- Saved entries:
>> START

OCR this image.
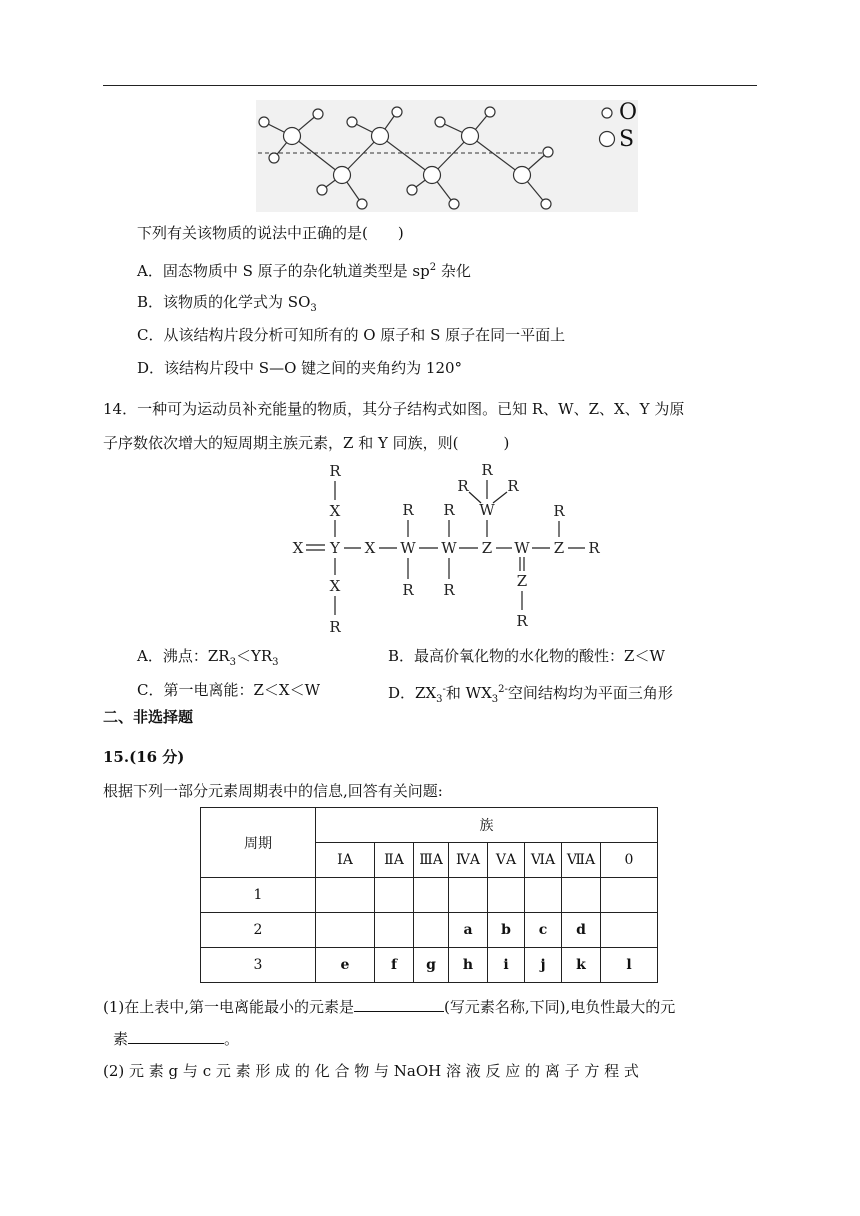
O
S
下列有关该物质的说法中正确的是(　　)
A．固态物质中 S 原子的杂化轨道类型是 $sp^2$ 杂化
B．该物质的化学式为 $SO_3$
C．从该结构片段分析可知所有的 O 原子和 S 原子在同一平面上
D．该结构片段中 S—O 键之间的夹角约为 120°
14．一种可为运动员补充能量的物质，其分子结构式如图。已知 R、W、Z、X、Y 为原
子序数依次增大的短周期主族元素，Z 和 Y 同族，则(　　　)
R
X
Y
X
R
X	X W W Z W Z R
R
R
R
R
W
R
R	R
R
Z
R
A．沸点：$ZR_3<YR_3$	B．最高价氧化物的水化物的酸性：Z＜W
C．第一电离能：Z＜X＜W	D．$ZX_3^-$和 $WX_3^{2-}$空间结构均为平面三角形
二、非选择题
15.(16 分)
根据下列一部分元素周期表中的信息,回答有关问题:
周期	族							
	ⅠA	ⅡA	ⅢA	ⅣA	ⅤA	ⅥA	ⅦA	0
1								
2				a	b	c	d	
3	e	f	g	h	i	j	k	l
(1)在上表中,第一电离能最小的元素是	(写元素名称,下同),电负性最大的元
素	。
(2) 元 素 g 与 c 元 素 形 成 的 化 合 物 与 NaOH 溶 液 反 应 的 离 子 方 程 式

>> END

Give all the lines above again, character for character, without pictures.

OCR this image.
O
S
下列有关该物质的说法中正确的是(　　)
A．固态物质中 S 原子的杂化轨道类型是 $sp^2$ 杂化
B．该物质的化学式为 $SO_3$
C．从该结构片段分析可知所有的 O 原子和 S 原子在同一平面上
D．该结构片段中 S—O 键之间的夹角约为 120°
14．一种可为运动员补充能量的物质，其分子结构式如图。已知 R、W、Z、X、Y 为原
子序数依次增大的短周期主族元素，Z 和 Y 同族，则(　　　)
R
X
Y
X
R
X	X W W Z W Z R
R
R
R
R
W
R
R	R
R
Z
R
A．沸点：$ZR_3<YR_3$	B．最高价氧化物的水化物的酸性：Z＜W
C．第一电离能：Z＜X＜W	D．$ZX_3^-$和 $WX_3^{2-}$空间结构均为平面三角形
二、非选择题
15.(16 分)
根据下列一部分元素周期表中的信息,回答有关问题:
周期	族							
	ⅠA	ⅡA	ⅢA	ⅣA	ⅤA	ⅥA	ⅦA	0
1								
2				a	b	c	d	
3	e	f	g	h	i	j	k	l
(1)在上表中,第一电离能最小的元素是	(写元素名称,下同),电负性最大的元
素	。
(2) 元 素 g 与 c 元 素 形 成 的 化 合 物 与 NaOH 溶 液 反 应 的 离 子 方 程 式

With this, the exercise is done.